== Supplied passage ==

*** Begin section ***

Endor Labs noted the attack succeeded despite TanStack's security measures — including two‑factor authentication, trusted‑publisher bindings, and signed provenance attestations — because the attacker used "a novel technique - an orphaned commit pushed to a fork of the TanStack repository - to obtain a legitimate short‑lived publish token." TanStack maintainer Tanner Linsley wrote in a postmortem that "we got lucky" in part because the attacker's methods were noisy and reused known tradecraft, enabling rapid matching of indicators of compromise.

Mistral AI, package windows, and payload variability

TanStack's compromise rippled to other projects. Mistral AI reported that "an automated worm associated with the attack led to compromised npm and PyPi packages versions being published" of its own software. Those published versions were available for approximately three hours before being removed, and at least one PyPI version — version 2.4.6 — was found by Microsoft's security team to contain a credential stealer with the country‑aware behavior described above.

Not every infection executed successfully: Wiz reported that in the infected @mistralai/* and @uipath/* npm packages it identified "a bug in the payload that renders the malware non‑functional in those cases."

TanStack advised anyone who installed an infected version to rotate all keys that the installation host would have been able to reach.

Open‑sourcing the worm and stolen‑data dead drops

Researchers said the threat actor using the handle TeamPCP began releasing an open‑source version of the worm, posting repositories that included the tagline "Shai‑Hulud: Here We Go Again - Let the Carnage Continue. A Gift From TeamPCP," Ox Security reported. Of the two versions of the open‑source worm available as of Wednesday, one was copied into a separate repository 87 times and the other 15 times, according to the same reporting.

Ox Security also described a post‑exfiltration workflow: after stealing credentials, the malware uploads an encrypted copy of the stolen data to the victim's GitHub account under a new repository whose name is drawn from the Dune universe. Researchers counted more than 350 such repositories as of Tuesday.

*** End section ***

== Tasks for this exercise ==
1 > Rewrite the part of the TanStack attack text between "Mistral AI, package" and "behavior described above.", inclusive, with "approximately" changed to "roughly".
2 > List the TanStack security measures that, according to the TanStack attack text, the attack succeeded despite.

== Data to examine ==
*** Begin section ***

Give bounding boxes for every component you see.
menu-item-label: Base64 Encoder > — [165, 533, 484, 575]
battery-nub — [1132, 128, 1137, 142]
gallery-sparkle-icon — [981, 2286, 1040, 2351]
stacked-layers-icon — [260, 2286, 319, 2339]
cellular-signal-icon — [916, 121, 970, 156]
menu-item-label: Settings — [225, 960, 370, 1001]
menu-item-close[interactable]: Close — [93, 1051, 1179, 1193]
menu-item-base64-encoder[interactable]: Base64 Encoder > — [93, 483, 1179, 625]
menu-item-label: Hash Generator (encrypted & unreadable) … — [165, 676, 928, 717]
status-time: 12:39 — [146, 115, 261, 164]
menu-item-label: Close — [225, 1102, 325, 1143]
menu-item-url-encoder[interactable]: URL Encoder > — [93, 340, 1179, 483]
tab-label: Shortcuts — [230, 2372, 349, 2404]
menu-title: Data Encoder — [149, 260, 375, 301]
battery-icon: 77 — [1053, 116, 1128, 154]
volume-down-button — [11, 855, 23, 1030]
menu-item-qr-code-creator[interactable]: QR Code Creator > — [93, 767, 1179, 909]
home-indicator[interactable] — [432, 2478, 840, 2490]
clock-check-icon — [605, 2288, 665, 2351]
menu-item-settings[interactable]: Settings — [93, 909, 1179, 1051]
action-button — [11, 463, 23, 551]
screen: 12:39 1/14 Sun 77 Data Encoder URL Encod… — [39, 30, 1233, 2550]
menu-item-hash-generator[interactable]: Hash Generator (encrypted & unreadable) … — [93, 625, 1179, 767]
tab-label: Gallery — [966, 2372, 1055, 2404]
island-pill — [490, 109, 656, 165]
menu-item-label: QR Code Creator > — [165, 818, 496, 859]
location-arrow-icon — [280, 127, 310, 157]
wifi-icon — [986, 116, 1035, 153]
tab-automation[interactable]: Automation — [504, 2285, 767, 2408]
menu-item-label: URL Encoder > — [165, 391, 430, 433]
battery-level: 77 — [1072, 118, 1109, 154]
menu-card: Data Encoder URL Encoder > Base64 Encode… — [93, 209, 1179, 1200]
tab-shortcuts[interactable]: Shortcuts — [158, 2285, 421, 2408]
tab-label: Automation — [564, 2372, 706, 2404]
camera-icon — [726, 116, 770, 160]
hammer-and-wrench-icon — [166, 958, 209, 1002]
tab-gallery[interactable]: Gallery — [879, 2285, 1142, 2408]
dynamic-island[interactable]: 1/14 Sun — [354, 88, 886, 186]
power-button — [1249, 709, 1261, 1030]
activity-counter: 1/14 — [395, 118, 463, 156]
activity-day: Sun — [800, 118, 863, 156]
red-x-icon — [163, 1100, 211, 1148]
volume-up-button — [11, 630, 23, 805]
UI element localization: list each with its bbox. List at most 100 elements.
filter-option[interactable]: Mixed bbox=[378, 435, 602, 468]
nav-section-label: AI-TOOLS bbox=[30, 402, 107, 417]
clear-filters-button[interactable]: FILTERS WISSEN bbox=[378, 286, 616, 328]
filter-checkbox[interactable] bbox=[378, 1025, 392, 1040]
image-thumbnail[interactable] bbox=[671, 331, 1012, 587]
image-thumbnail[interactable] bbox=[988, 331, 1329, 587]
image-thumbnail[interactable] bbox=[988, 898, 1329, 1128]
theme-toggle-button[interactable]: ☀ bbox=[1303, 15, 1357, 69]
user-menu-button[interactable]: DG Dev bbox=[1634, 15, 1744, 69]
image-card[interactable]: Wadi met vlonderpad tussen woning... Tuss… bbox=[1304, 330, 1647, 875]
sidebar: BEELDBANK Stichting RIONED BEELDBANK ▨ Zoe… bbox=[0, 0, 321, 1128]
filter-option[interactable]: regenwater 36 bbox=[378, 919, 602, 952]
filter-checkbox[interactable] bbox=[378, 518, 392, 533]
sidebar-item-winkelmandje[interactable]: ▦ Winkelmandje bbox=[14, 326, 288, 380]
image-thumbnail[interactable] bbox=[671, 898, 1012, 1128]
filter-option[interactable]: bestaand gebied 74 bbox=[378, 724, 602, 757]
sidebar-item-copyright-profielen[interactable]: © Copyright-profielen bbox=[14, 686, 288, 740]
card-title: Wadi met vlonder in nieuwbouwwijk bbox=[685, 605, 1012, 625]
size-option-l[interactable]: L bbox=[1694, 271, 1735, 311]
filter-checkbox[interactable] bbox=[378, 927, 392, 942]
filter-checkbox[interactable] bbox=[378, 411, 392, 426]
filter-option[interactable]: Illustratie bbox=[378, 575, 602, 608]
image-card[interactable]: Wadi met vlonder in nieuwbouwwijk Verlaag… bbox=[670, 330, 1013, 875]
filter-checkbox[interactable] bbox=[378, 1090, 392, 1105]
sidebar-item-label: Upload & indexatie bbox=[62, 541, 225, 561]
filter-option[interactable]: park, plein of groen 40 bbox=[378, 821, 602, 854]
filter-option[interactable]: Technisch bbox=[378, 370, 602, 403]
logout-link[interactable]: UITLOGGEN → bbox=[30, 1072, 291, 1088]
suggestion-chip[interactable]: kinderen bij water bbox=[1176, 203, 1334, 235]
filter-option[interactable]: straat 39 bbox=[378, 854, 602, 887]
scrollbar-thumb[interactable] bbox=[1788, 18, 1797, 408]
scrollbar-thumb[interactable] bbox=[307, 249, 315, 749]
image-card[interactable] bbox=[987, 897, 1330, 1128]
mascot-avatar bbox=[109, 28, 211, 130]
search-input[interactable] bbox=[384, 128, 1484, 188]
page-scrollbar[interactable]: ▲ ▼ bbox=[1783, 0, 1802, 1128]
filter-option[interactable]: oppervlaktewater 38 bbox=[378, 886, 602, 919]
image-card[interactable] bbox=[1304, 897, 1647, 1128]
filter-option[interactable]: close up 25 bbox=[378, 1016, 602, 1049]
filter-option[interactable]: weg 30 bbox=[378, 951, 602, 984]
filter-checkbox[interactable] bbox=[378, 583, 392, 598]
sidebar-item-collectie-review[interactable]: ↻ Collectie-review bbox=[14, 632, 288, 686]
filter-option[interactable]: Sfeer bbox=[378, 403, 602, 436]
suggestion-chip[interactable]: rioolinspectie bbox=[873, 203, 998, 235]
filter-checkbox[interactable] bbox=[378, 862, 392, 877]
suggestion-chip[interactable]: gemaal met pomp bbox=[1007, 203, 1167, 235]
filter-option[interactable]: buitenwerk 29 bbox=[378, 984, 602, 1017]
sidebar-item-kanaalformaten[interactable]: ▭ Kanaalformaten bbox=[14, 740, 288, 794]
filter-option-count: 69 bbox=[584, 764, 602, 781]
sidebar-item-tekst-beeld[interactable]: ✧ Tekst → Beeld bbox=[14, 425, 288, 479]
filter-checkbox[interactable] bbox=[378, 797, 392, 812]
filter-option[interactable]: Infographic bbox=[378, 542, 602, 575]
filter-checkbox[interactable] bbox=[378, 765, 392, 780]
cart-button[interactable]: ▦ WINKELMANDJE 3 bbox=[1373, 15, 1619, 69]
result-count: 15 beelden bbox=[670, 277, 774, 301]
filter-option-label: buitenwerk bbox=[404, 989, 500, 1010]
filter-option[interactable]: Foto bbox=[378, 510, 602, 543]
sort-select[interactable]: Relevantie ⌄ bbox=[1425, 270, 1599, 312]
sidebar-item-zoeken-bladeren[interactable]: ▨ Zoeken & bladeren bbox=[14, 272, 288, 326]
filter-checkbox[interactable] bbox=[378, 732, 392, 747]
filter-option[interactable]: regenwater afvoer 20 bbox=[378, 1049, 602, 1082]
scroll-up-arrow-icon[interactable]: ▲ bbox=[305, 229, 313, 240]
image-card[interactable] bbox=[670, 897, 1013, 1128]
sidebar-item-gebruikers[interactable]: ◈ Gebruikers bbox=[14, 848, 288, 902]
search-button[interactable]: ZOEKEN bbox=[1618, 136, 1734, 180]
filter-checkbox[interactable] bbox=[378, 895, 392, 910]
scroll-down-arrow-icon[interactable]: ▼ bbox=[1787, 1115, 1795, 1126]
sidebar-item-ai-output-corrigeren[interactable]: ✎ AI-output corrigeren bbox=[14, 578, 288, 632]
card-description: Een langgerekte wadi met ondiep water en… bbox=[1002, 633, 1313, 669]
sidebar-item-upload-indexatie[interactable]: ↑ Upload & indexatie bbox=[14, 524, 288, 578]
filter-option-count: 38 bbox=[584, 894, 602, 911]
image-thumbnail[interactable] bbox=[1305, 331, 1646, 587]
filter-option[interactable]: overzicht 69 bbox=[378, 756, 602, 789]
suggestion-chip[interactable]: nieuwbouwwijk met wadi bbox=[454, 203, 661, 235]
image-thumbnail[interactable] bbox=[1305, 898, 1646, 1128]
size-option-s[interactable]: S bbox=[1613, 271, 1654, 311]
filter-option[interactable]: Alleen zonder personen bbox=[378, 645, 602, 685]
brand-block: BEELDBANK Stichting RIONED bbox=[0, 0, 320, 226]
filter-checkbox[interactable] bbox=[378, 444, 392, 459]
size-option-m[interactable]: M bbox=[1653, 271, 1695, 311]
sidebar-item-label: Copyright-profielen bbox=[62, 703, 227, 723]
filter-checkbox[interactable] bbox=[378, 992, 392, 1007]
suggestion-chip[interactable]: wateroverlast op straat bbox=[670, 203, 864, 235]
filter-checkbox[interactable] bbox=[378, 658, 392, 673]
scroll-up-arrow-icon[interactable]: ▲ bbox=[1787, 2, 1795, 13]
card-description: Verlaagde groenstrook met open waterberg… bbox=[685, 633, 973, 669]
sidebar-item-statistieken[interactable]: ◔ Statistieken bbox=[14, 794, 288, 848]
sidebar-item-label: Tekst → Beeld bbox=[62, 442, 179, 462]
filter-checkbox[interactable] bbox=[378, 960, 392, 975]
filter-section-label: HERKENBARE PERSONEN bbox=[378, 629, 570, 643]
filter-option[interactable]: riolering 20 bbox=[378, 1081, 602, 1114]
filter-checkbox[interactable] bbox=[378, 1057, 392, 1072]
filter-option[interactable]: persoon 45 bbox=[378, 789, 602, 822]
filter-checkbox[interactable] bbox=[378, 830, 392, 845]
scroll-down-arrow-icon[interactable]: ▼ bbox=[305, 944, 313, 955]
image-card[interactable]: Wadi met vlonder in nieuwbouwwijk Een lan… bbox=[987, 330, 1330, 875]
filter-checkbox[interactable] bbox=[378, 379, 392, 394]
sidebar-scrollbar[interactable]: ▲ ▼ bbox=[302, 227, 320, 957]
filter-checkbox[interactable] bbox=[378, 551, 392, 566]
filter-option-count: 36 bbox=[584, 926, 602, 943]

*** End section ***

== Responses by item number ==
1 >
Mistral AI, package windows, and payload variability

TanStack's compromise rippled to other projects. Mistral AI reported that "an automated worm associated with the attack led to compromised npm and PyPi packages versions being published" of its own software. Those published versions were available for roughly three hours before being removed, and at least one PyPI version — version 2.4.6 — was found by Microsoft's security team to contain a credential stealer with the country‑aware behavior described above.

2 >
- two‑factor authentication
- trusted‑publisher bindings
- signed provenance attestations